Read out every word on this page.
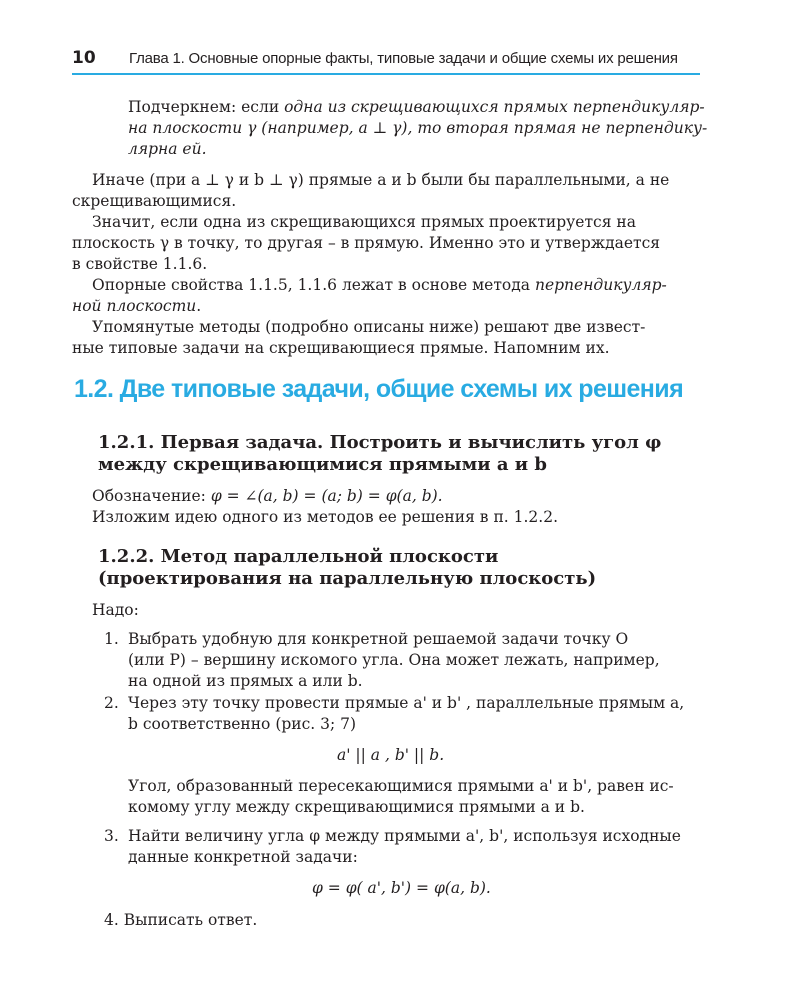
10 Глава 1. Основные опорные факты, типовые задачи и общие схемы их решения
Подчеркнем: если одна из скрещивающихся прямых перпендикуляр-
на плоскости γ (например, a ⊥ γ), то вторая прямая не перпендику-
лярна ей.
Иначе (при a ⊥ γ и b ⊥ γ) прямые a и b были бы параллельными, а не
скрещивающимися.
Значит, если одна из скрещивающихся прямых проектируется на
плоскость γ в точку, то другая – в прямую. Именно это и утверждается
в свойстве 1.1.6.
Опорные свойства 1.1.5, 1.1.6 лежат в основе метода перпендикуляр-
ной плоскости.
Упомянутые методы (подробно описаны ниже) решают две извест-
ные типовые задачи на скрещивающиеся прямые. Напомним их.
1.2. Две типовые задачи, общие схемы их решения
1.2.1. Первая задача. Построить и вычислить угол φ
между скрещивающимися прямыми a и b
Обозначение: φ = ∠(a, b) = (a; b) = φ(a, b).
Изложим идею одного из методов ее решения в п. 1.2.2.
1.2.2. Метод параллельной плоскости
(проектирования на параллельную плоскость)
Надо:
1. Выбрать удобную для конкретной решаемой задачи точку O
(или P) – вершину искомого угла. Она может лежать, например,
на одной из прямых a или b.
2. Через эту точку провести прямые a' и b' , параллельные прямым a,
b соответственно (рис. 3; 7)
a' || a , b' || b.
Угол, образованный пересекающимися прямыми a' и b', равен ис-
комому углу между скрещивающимися прямыми a и b.
3. Найти величину угла φ между прямыми a', b', используя исходные
данные конкретной задачи:
φ = φ( a', b') = φ(a, b).
4. Выписать ответ.
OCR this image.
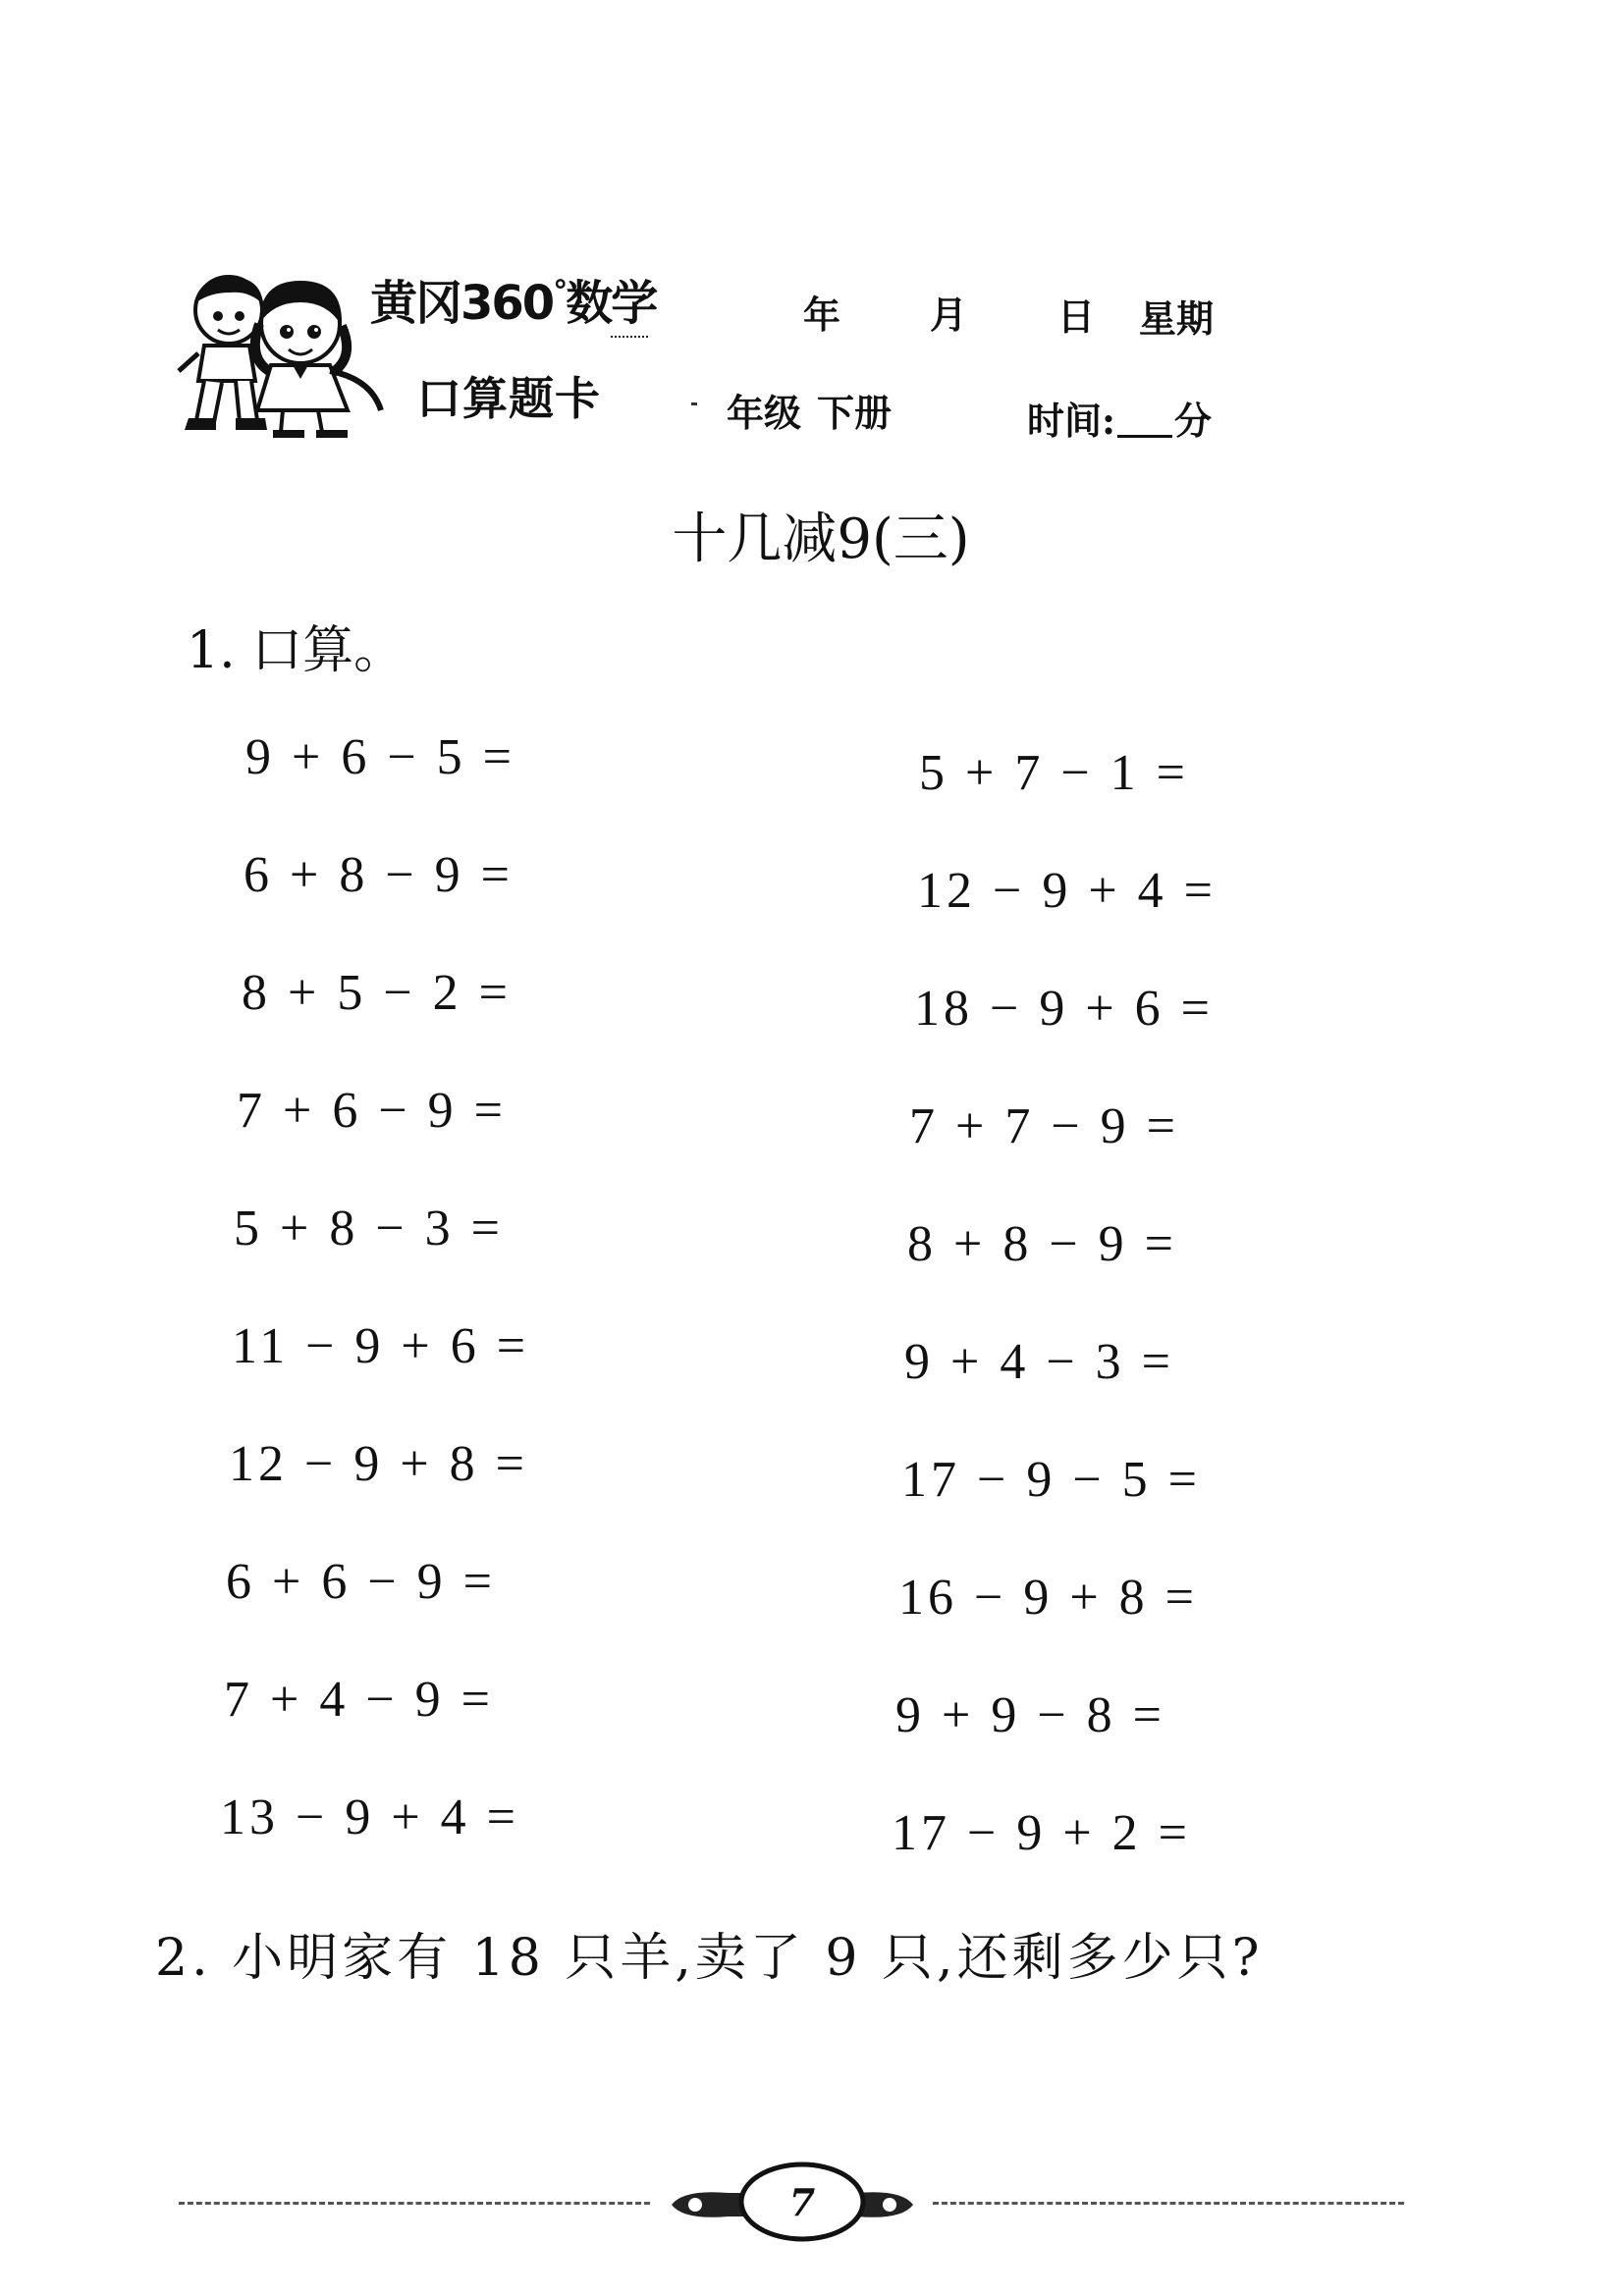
黄冈360°数学
口算题卡
年 月 日 星期
年级 下册	时间: 分
十几减9(三)
1. 口算。
9 + 6 − 5 =
6 + 8 − 9 =
8 + 5 − 2 =
7 + 6 − 9 =
5 + 8 − 3 =
11 − 9 + 6 =
12 − 9 + 8 =
6 + 6 − 9 =
7 + 4 − 9 =
13 − 9 + 4 =
5 + 7 − 1 =
12 − 9 + 4 =
18 − 9 + 6 =
7 + 7 − 9 =
8 + 8 − 9 =
9 + 4 − 3 =
17 − 9 − 5 =
16 − 9 + 8 =
9 + 9 − 8 =
17 − 9 + 2 =
2. 小明家有 18 只羊,卖了 9 只,还剩多少只?
7
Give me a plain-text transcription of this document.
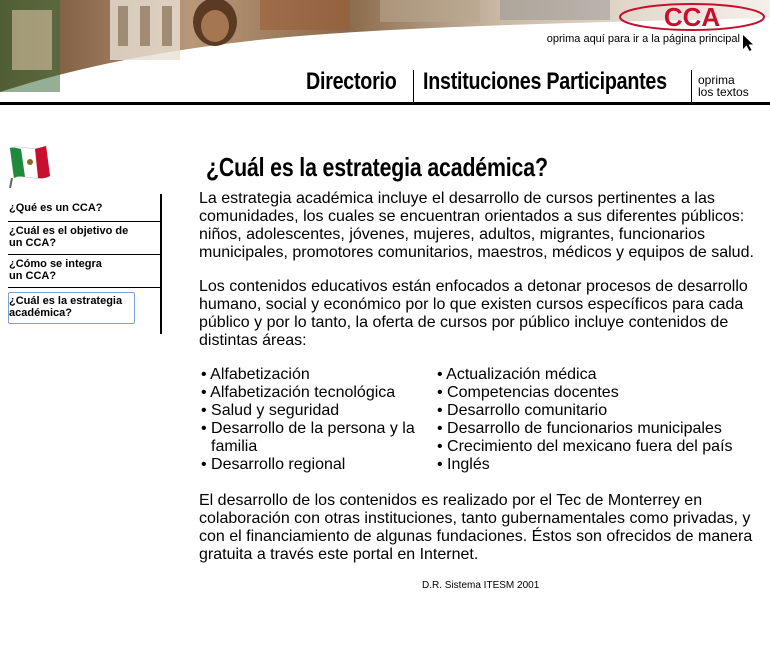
CCA
oprima aquí para ir a la página principal
Directorio Instituciones Participantes	oprima
los textos
¿Qué es un CCA?
¿Cuál es el objetivo de
un CCA?
¿Cómo se integra
un CCA?
¿Cuál es la estrategia
académica?
¿Cuál es la estrategia académica?
La estrategia académica incluye el desarrollo de cursos pertinentes a las comunidades, los cuales se encuentran orientados a sus diferentes públicos: niños, adolescentes, jóvenes, mujeres, adultos, migrantes, funcionarios municipales, promotores comunitarios, maestros, médicos y equipos de salud.
Los contenidos educativos están enfocados a detonar procesos de desarrollo humano, social y económico por lo que existen cursos específicos para cada público y por lo tanto, la oferta de cursos por público incluye contenidos de distintas áreas:
• Alfabetización
• Alfabetización tecnológica
• Salud y seguridad
• Desarrollo de la persona y la familia
• Desarrollo regional
• Actualización médica
• Competencias docentes
• Desarrollo comunitario
• Desarrollo de funcionarios municipales
• Crecimiento del mexicano fuera del país
• Inglés
El desarrollo de los contenidos es realizado por el Tec de Monterrey en colaboración con otras instituciones, tanto gubernamentales como privadas, y con el financiamiento de algunas fundaciones. Éstos son ofrecidos de manera gratuita a través este portal en Internet.
D.R. Sistema ITESM 2001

********************

• **What you should do**
What you return should match the records above word for word, minus the pictures.

• **Result of the exercise**
Read out every word on this page.
10 Глава 1. Основные опорные факты, типовые задачи и общие схемы их решения
Подчеркнем: если одна из скрещивающихся прямых перпендикуляр-
на плоскости γ (например, a ⊥ γ), то вторая прямая не перпендику-
лярна ей.
Иначе (при a ⊥ γ и b ⊥ γ) прямые a и b были бы параллельными, а не
скрещивающимися.
Значит, если одна из скрещивающихся прямых проектируется на
плоскость γ в точку, то другая – в прямую. Именно это и утверждается
в свойстве 1.1.6.
Опорные свойства 1.1.5, 1.1.6 лежат в основе метода перпендикуляр-
ной плоскости.
Упомянутые методы (подробно описаны ниже) решают две извест-
ные типовые задачи на скрещивающиеся прямые. Напомним их.
1.2. Две типовые задачи, общие схемы их решения
1.2.1. Первая задача. Построить и вычислить угол φ
между скрещивающимися прямыми a и b
Обозначение: φ = ∠(a, b) = (a; b) = φ(a, b).
Изложим идею одного из методов ее решения в п. 1.2.2.
1.2.2. Метод параллельной плоскости
(проектирования на параллельную плоскость)
Надо:
1. Выбрать удобную для конкретной решаемой задачи точку O
(или P) – вершину искомого угла. Она может лежать, например,
на одной из прямых a или b.
2. Через эту точку провести прямые a' и b' , параллельные прямым a,
b соответственно (рис. 3; 7)
a' || a , b' || b.
Угол, образованный пересекающимися прямыми a' и b', равен ис-
комому углу между скрещивающимися прямыми a и b.
3. Найти величину угла φ между прямыми a', b', используя исходные
данные конкретной задачи:
φ = φ( a', b') = φ(a, b).
4. Выписать ответ.
OCR this image.
黄冈360°数学
口算题卡
年 月 日 星期
年级 下册	时间: 分
十几减9(三)
1. 口算。
9 + 6 − 5 =
6 + 8 − 9 =
8 + 5 − 2 =
7 + 6 − 9 =
5 + 8 − 3 =
11 − 9 + 6 =
12 − 9 + 8 =
6 + 6 − 9 =
7 + 4 − 9 =
13 − 9 + 4 =
5 + 7 − 1 =
12 − 9 + 4 =
18 − 9 + 6 =
7 + 7 − 9 =
8 + 8 − 9 =
9 + 4 − 3 =
17 − 9 − 5 =
16 − 9 + 8 =
9 + 9 − 8 =
17 − 9 + 2 =
2. 小明家有 18 只羊,卖了 9 只,还剩多少只?
7
Give me a plain-text transcription of this document.
CCA
oprima aquí para ir a la página principal
Directorio Instituciones Participantes	oprima
los textos
¿Qué es un CCA?
¿Cuál es el objetivo de
un CCA?
¿Cómo se integra
un CCA?
¿Cuál es la estrategia
académica?
¿Cuál es la estrategia académica?
La estrategia académica incluye el desarrollo de cursos pertinentes a las comunidades, los cuales se encuentran orientados a sus diferentes públicos: niños, adolescentes, jóvenes, mujeres, adultos, migrantes, funcionarios municipales, promotores comunitarios, maestros, médicos y equipos de salud.
Los contenidos educativos están enfocados a detonar procesos de desarrollo humano, social y económico por lo que existen cursos específicos para cada público y por lo tanto, la oferta de cursos por público incluye contenidos de distintas áreas:
• Alfabetización
• Alfabetización tecnológica
• Salud y seguridad
• Desarrollo de la persona y la familia
• Desarrollo regional
• Actualización médica
• Competencias docentes
• Desarrollo comunitario
• Desarrollo de funcionarios municipales
• Crecimiento del mexicano fuera del país
• Inglés
El desarrollo de los contenidos es realizado por el Tec de Monterrey en colaboración con otras instituciones, tanto gubernamentales como privadas, y con el financiamiento de algunas fundaciones. Éstos son ofrecidos de manera gratuita a través este portal en Internet.
D.R. Sistema ITESM 2001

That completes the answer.